The exercise: Skip the pictures and extract all of the lines exactly as written.

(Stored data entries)
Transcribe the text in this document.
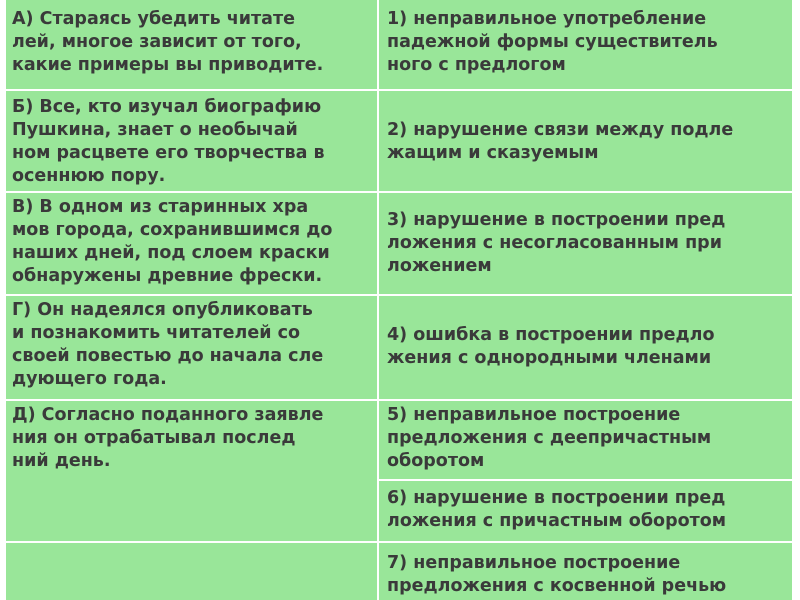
А) Стараясь убедить читате
лей, многое зависит от того,
какие примеры вы приводите.
Б) Все, кто изучал биографию
Пушкина, знает о необычай
ном расцвете его творчества в
осеннюю пору.
В) В одном из старинных хра
мов города, сохранившимся до
наших дней, под слоем краски
обнаружены древние фрески.
Г) Он надеялся опубликовать
и познакомить читателей со
своей повестью до начала сле
дующего года.
Д) Согласно поданного заявле
ния он отрабатывал послед
ний день.
1) неправильное употребление
падежной формы существитель
ного с предлогом
2) нарушение связи между подле
жащим и сказуемым
3) нарушение в построении пред
ложения с несогласованным при
ложением
4) ошибка в построении предло
жения с однородными членами
5) неправильное построение
предложения с деепричастным
оборотом
6) нарушение в построении пред
ложения с причастным оборотом
7) неправильное построение
предложения с косвенной речью
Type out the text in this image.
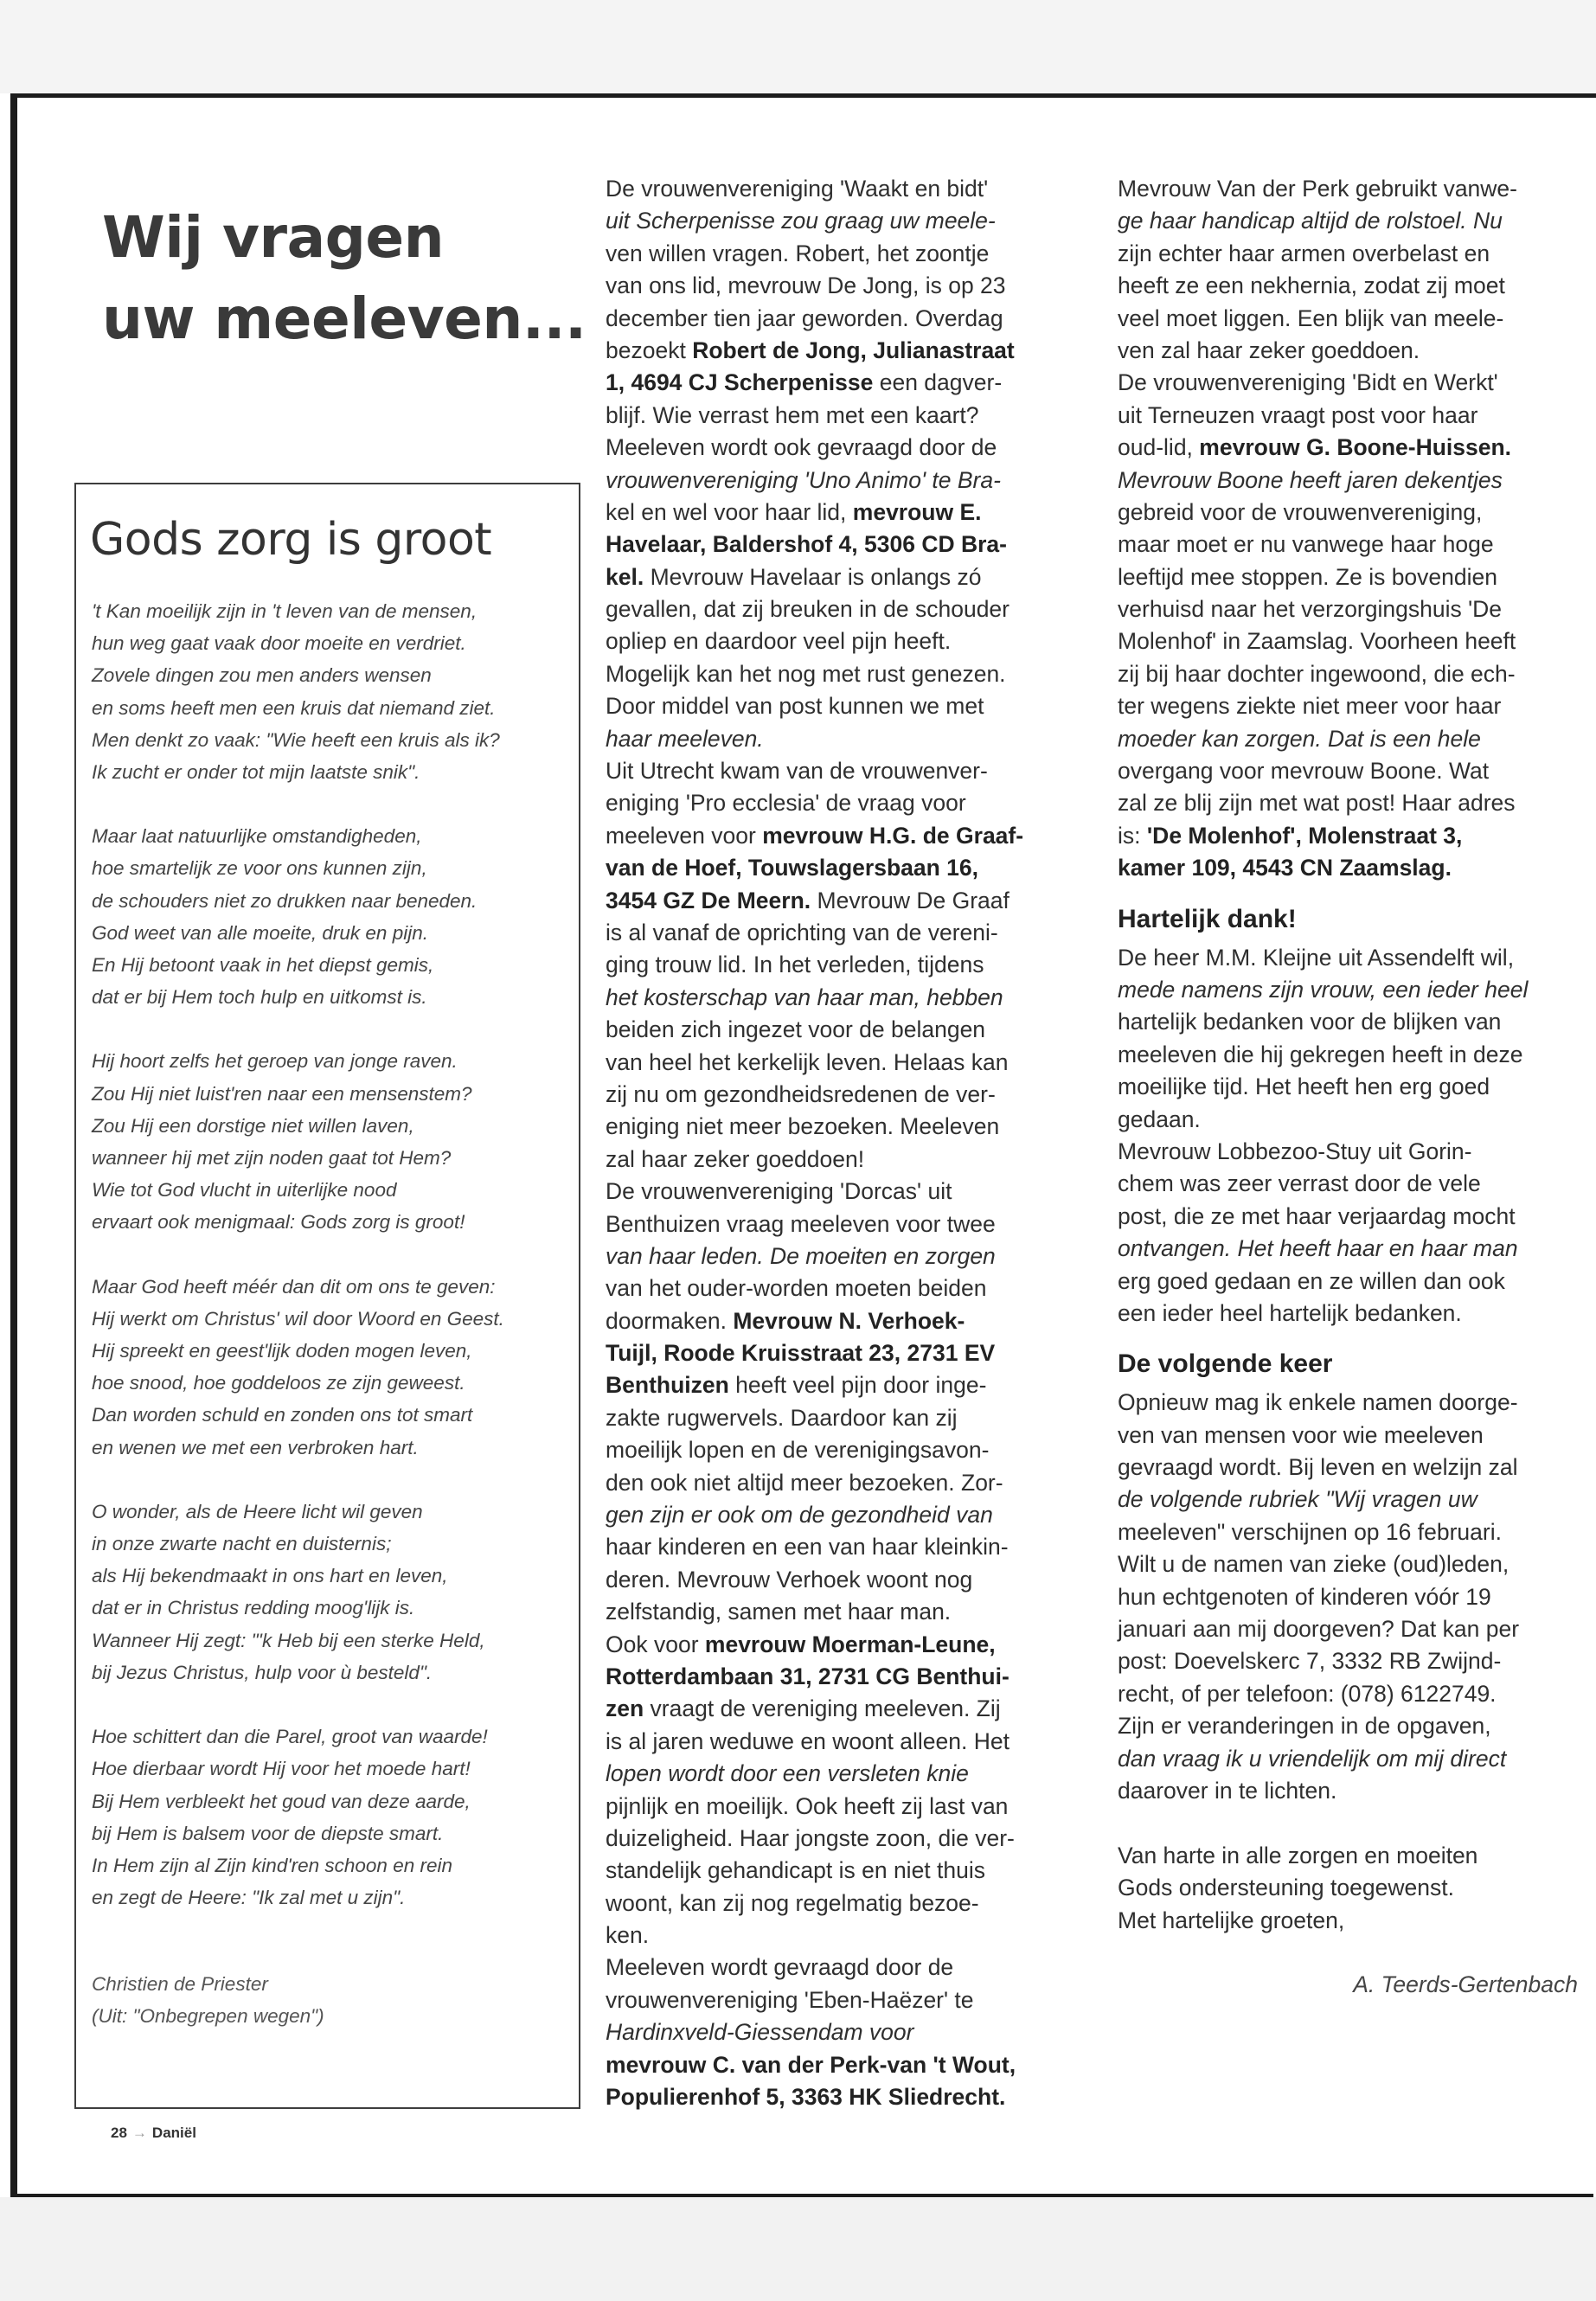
Wij vragen
uw meeleven...
Gods zorg is groot
't Kan moeilijk zijn in 't leven van de mensen,
hun weg gaat vaak door moeite en verdriet.
Zovele dingen zou men anders wensen
en soms heeft men een kruis dat niemand ziet.
Men denkt zo vaak: "Wie heeft een kruis als ik?
Ik zucht er onder tot mijn laatste snik".
Maar laat natuurlijke omstandigheden,
hoe smartelijk ze voor ons kunnen zijn,
de schouders niet zo drukken naar beneden.
God weet van alle moeite, druk en pijn.
En Hij betoont vaak in het diepst gemis,
dat er bij Hem toch hulp en uitkomst is.
Hij hoort zelfs het geroep van jonge raven.
Zou Hij niet luist'ren naar een mensenstem?
Zou Hij een dorstige niet willen laven,
wanneer hij met zijn noden gaat tot Hem?
Wie tot God vlucht in uiterlijke nood
ervaart ook menigmaal: Gods zorg is groot!
Maar God heeft méér dan dit om ons te geven:
Hij werkt om Christus' wil door Woord en Geest.
Hij spreekt en geest'lijk doden mogen leven,
hoe snood, hoe goddeloos ze zijn geweest.
Dan worden schuld en zonden ons tot smart
en wenen we met een verbroken hart.
O wonder, als de Heere licht wil geven
in onze zwarte nacht en duisternis;
als Hij bekendmaakt in ons hart en leven,
dat er in Christus redding moog'lijk is.
Wanneer Hij zegt: "'k Heb bij een sterke Held,
bij Jezus Christus, hulp voor ù besteld".
Hoe schittert dan die Parel, groot van waarde!
Hoe dierbaar wordt Hij voor het moede hart!
Bij Hem verbleekt het goud van deze aarde,
bij Hem is balsem voor de diepste smart.
In Hem zijn al Zijn kind'ren schoon en rein
en zegt de Heere: "Ik zal met u zijn".
Christien de Priester
(Uit: "Onbegrepen wegen")
De vrouwenvereniging 'Waakt en bidt'
uit Scherpenisse zou graag uw meele-
ven willen vragen. Robert, het zoontje
van ons lid, mevrouw De Jong, is op 23
december tien jaar geworden. Overdag
bezoekt Robert de Jong, Julianastraat
1, 4694 CJ Scherpenisse een dagver-
blijf. Wie verrast hem met een kaart?
Meeleven wordt ook gevraagd door de
vrouwenvereniging 'Uno Animo' te Bra-
kel en wel voor haar lid, mevrouw E.
Havelaar, Baldershof 4, 5306 CD Bra-
kel. Mevrouw Havelaar is onlangs zó
gevallen, dat zij breuken in de schouder
opliep en daardoor veel pijn heeft.
Mogelijk kan het nog met rust genezen.
Door middel van post kunnen we met
haar meeleven.
Uit Utrecht kwam van de vrouwenver-
eniging 'Pro ecclesia' de vraag voor
meeleven voor mevrouw H.G. de Graaf-
van de Hoef, Touwslagersbaan 16,
3454 GZ De Meern. Mevrouw De Graaf
is al vanaf de oprichting van de vereni-
ging trouw lid. In het verleden, tijdens
het kosterschap van haar man, hebben
beiden zich ingezet voor de belangen
van heel het kerkelijk leven. Helaas kan
zij nu om gezondheidsredenen de ver-
eniging niet meer bezoeken. Meeleven
zal haar zeker goeddoen!
De vrouwenvereniging 'Dorcas' uit
Benthuizen vraag meeleven voor twee
van haar leden. De moeiten en zorgen
van het ouder-worden moeten beiden
doormaken. Mevrouw N. Verhoek-
Tuijl, Roode Kruisstraat 23, 2731 EV
Benthuizen heeft veel pijn door inge-
zakte rugwervels. Daardoor kan zij
moeilijk lopen en de verenigingsavon-
den ook niet altijd meer bezoeken. Zor-
gen zijn er ook om de gezondheid van
haar kinderen en een van haar kleinkin-
deren. Mevrouw Verhoek woont nog
zelfstandig, samen met haar man.
Ook voor mevrouw Moerman-Leune,
Rotterdambaan 31, 2731 CG Benthui-
zen vraagt de vereniging meeleven. Zij
is al jaren weduwe en woont alleen. Het
lopen wordt door een versleten knie
pijnlijk en moeilijk. Ook heeft zij last van
duizeligheid. Haar jongste zoon, die ver-
standelijk gehandicapt is en niet thuis
woont, kan zij nog regelmatig bezoe-
ken.
Meeleven wordt gevraagd door de
vrouwenvereniging 'Eben-Haëzer' te
Hardinxveld-Giessendam voor
mevrouw C. van der Perk-van 't Wout,
Populierenhof 5, 3363 HK Sliedrecht.
Mevrouw Van der Perk gebruikt vanwe-
ge haar handicap altijd de rolstoel. Nu
zijn echter haar armen overbelast en
heeft ze een nekhernia, zodat zij moet
veel moet liggen. Een blijk van meele-
ven zal haar zeker goeddoen.
De vrouwenvereniging 'Bidt en Werkt'
uit Terneuzen vraagt post voor haar
oud-lid, mevrouw G. Boone-Huissen.
Mevrouw Boone heeft jaren dekentjes
gebreid voor de vrouwenvereniging,
maar moet er nu vanwege haar hoge
leeftijd mee stoppen. Ze is bovendien
verhuisd naar het verzorgingshuis 'De
Molenhof' in Zaamslag. Voorheen heeft
zij bij haar dochter ingewoond, die ech-
ter wegens ziekte niet meer voor haar
moeder kan zorgen. Dat is een hele
overgang voor mevrouw Boone. Wat
zal ze blij zijn met wat post! Haar adres
is: 'De Molenhof', Molenstraat 3,
kamer 109, 4543 CN Zaamslag.
Hartelijk dank!
De heer M.M. Kleijne uit Assendelft wil,
mede namens zijn vrouw, een ieder heel
hartelijk bedanken voor de blijken van
meeleven die hij gekregen heeft in deze
moeilijke tijd. Het heeft hen erg goed
gedaan.
Mevrouw Lobbezoo-Stuy uit Gorin-
chem was zeer verrast door de vele
post, die ze met haar verjaardag mocht
ontvangen. Het heeft haar en haar man
erg goed gedaan en ze willen dan ook
een ieder heel hartelijk bedanken.
De volgende keer
Opnieuw mag ik enkele namen doorge-
ven van mensen voor wie meeleven
gevraagd wordt. Bij leven en welzijn zal
de volgende rubriek "Wij vragen uw
meeleven" verschijnen op 16 februari.
Wilt u de namen van zieke (oud)leden,
hun echtgenoten of kinderen vóór 19
januari aan mij doorgeven? Dat kan per
post: Doevelskerc 7, 3332 RB Zwijnd-
recht, of per telefoon: (078) 6122749.
Zijn er veranderingen in de opgaven,
dan vraag ik u vriendelijk om mij direct
daarover in te lichten.
Van harte in alle zorgen en moeiten
Gods ondersteuning toegewenst.
Met hartelijke groeten,
A. Teerds-Gertenbach
28 → Daniël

Exercise result:
Transcribe the text in this document.
А) Стараясь убедить читате
лей, многое зависит от того,
какие примеры вы приводите.
Б) Все, кто изучал биографию
Пушкина, знает о необычай
ном расцвете его творчества в
осеннюю пору.
В) В одном из старинных хра
мов города, сохранившимся до
наших дней, под слоем краски
обнаружены древние фрески.
Г) Он надеялся опубликовать
и познакомить читателей со
своей повестью до начала сле
дующего года.
Д) Согласно поданного заявле
ния он отрабатывал послед
ний день.
1) неправильное употребление
падежной формы существитель
ного с предлогом
2) нарушение связи между подле
жащим и сказуемым
3) нарушение в построении пред
ложения с несогласованным при
ложением
4) ошибка в построении предло
жения с однородными членами
5) неправильное построение
предложения с деепричастным
оборотом
6) нарушение в построении пред
ложения с причастным оборотом
7) неправильное построение
предложения с косвенной речью
Type out the text in this image.
Wij vragen
uw meeleven...
Gods zorg is groot
't Kan moeilijk zijn in 't leven van de mensen,
hun weg gaat vaak door moeite en verdriet.
Zovele dingen zou men anders wensen
en soms heeft men een kruis dat niemand ziet.
Men denkt zo vaak: "Wie heeft een kruis als ik?
Ik zucht er onder tot mijn laatste snik".
Maar laat natuurlijke omstandigheden,
hoe smartelijk ze voor ons kunnen zijn,
de schouders niet zo drukken naar beneden.
God weet van alle moeite, druk en pijn.
En Hij betoont vaak in het diepst gemis,
dat er bij Hem toch hulp en uitkomst is.
Hij hoort zelfs het geroep van jonge raven.
Zou Hij niet luist'ren naar een mensenstem?
Zou Hij een dorstige niet willen laven,
wanneer hij met zijn noden gaat tot Hem?
Wie tot God vlucht in uiterlijke nood
ervaart ook menigmaal: Gods zorg is groot!
Maar God heeft méér dan dit om ons te geven:
Hij werkt om Christus' wil door Woord en Geest.
Hij spreekt en geest'lijk doden mogen leven,
hoe snood, hoe goddeloos ze zijn geweest.
Dan worden schuld en zonden ons tot smart
en wenen we met een verbroken hart.
O wonder, als de Heere licht wil geven
in onze zwarte nacht en duisternis;
als Hij bekendmaakt in ons hart en leven,
dat er in Christus redding moog'lijk is.
Wanneer Hij zegt: "'k Heb bij een sterke Held,
bij Jezus Christus, hulp voor ù besteld".
Hoe schittert dan die Parel, groot van waarde!
Hoe dierbaar wordt Hij voor het moede hart!
Bij Hem verbleekt het goud van deze aarde,
bij Hem is balsem voor de diepste smart.
In Hem zijn al Zijn kind'ren schoon en rein
en zegt de Heere: "Ik zal met u zijn".
Christien de Priester
(Uit: "Onbegrepen wegen")
De vrouwenvereniging 'Waakt en bidt'
uit Scherpenisse zou graag uw meele-
ven willen vragen. Robert, het zoontje
van ons lid, mevrouw De Jong, is op 23
december tien jaar geworden. Overdag
bezoekt Robert de Jong, Julianastraat
1, 4694 CJ Scherpenisse een dagver-
blijf. Wie verrast hem met een kaart?
Meeleven wordt ook gevraagd door de
vrouwenvereniging 'Uno Animo' te Bra-
kel en wel voor haar lid, mevrouw E.
Havelaar, Baldershof 4, 5306 CD Bra-
kel. Mevrouw Havelaar is onlangs zó
gevallen, dat zij breuken in de schouder
opliep en daardoor veel pijn heeft.
Mogelijk kan het nog met rust genezen.
Door middel van post kunnen we met
haar meeleven.
Uit Utrecht kwam van de vrouwenver-
eniging 'Pro ecclesia' de vraag voor
meeleven voor mevrouw H.G. de Graaf-
van de Hoef, Touwslagersbaan 16,
3454 GZ De Meern. Mevrouw De Graaf
is al vanaf de oprichting van de vereni-
ging trouw lid. In het verleden, tijdens
het kosterschap van haar man, hebben
beiden zich ingezet voor de belangen
van heel het kerkelijk leven. Helaas kan
zij nu om gezondheidsredenen de ver-
eniging niet meer bezoeken. Meeleven
zal haar zeker goeddoen!
De vrouwenvereniging 'Dorcas' uit
Benthuizen vraag meeleven voor twee
van haar leden. De moeiten en zorgen
van het ouder-worden moeten beiden
doormaken. Mevrouw N. Verhoek-
Tuijl, Roode Kruisstraat 23, 2731 EV
Benthuizen heeft veel pijn door inge-
zakte rugwervels. Daardoor kan zij
moeilijk lopen en de verenigingsavon-
den ook niet altijd meer bezoeken. Zor-
gen zijn er ook om de gezondheid van
haar kinderen en een van haar kleinkin-
deren. Mevrouw Verhoek woont nog
zelfstandig, samen met haar man.
Ook voor mevrouw Moerman-Leune,
Rotterdambaan 31, 2731 CG Benthui-
zen vraagt de vereniging meeleven. Zij
is al jaren weduwe en woont alleen. Het
lopen wordt door een versleten knie
pijnlijk en moeilijk. Ook heeft zij last van
duizeligheid. Haar jongste zoon, die ver-
standelijk gehandicapt is en niet thuis
woont, kan zij nog regelmatig bezoe-
ken.
Meeleven wordt gevraagd door de
vrouwenvereniging 'Eben-Haëzer' te
Hardinxveld-Giessendam voor
mevrouw C. van der Perk-van 't Wout,
Populierenhof 5, 3363 HK Sliedrecht.
Mevrouw Van der Perk gebruikt vanwe-
ge haar handicap altijd de rolstoel. Nu
zijn echter haar armen overbelast en
heeft ze een nekhernia, zodat zij moet
veel moet liggen. Een blijk van meele-
ven zal haar zeker goeddoen.
De vrouwenvereniging 'Bidt en Werkt'
uit Terneuzen vraagt post voor haar
oud-lid, mevrouw G. Boone-Huissen.
Mevrouw Boone heeft jaren dekentjes
gebreid voor de vrouwenvereniging,
maar moet er nu vanwege haar hoge
leeftijd mee stoppen. Ze is bovendien
verhuisd naar het verzorgingshuis 'De
Molenhof' in Zaamslag. Voorheen heeft
zij bij haar dochter ingewoond, die ech-
ter wegens ziekte niet meer voor haar
moeder kan zorgen. Dat is een hele
overgang voor mevrouw Boone. Wat
zal ze blij zijn met wat post! Haar adres
is: 'De Molenhof', Molenstraat 3,
kamer 109, 4543 CN Zaamslag.
Hartelijk dank!
De heer M.M. Kleijne uit Assendelft wil,
mede namens zijn vrouw, een ieder heel
hartelijk bedanken voor de blijken van
meeleven die hij gekregen heeft in deze
moeilijke tijd. Het heeft hen erg goed
gedaan.
Mevrouw Lobbezoo-Stuy uit Gorin-
chem was zeer verrast door de vele
post, die ze met haar verjaardag mocht
ontvangen. Het heeft haar en haar man
erg goed gedaan en ze willen dan ook
een ieder heel hartelijk bedanken.
De volgende keer
Opnieuw mag ik enkele namen doorge-
ven van mensen voor wie meeleven
gevraagd wordt. Bij leven en welzijn zal
de volgende rubriek "Wij vragen uw
meeleven" verschijnen op 16 februari.
Wilt u de namen van zieke (oud)leden,
hun echtgenoten of kinderen vóór 19
januari aan mij doorgeven? Dat kan per
post: Doevelskerc 7, 3332 RB Zwijnd-
recht, of per telefoon: (078) 6122749.
Zijn er veranderingen in de opgaven,
dan vraag ik u vriendelijk om mij direct
daarover in te lichten.
Van harte in alle zorgen en moeiten
Gods ondersteuning toegewenst.
Met hartelijke groeten,
A. Teerds-Gertenbach
28 → Daniël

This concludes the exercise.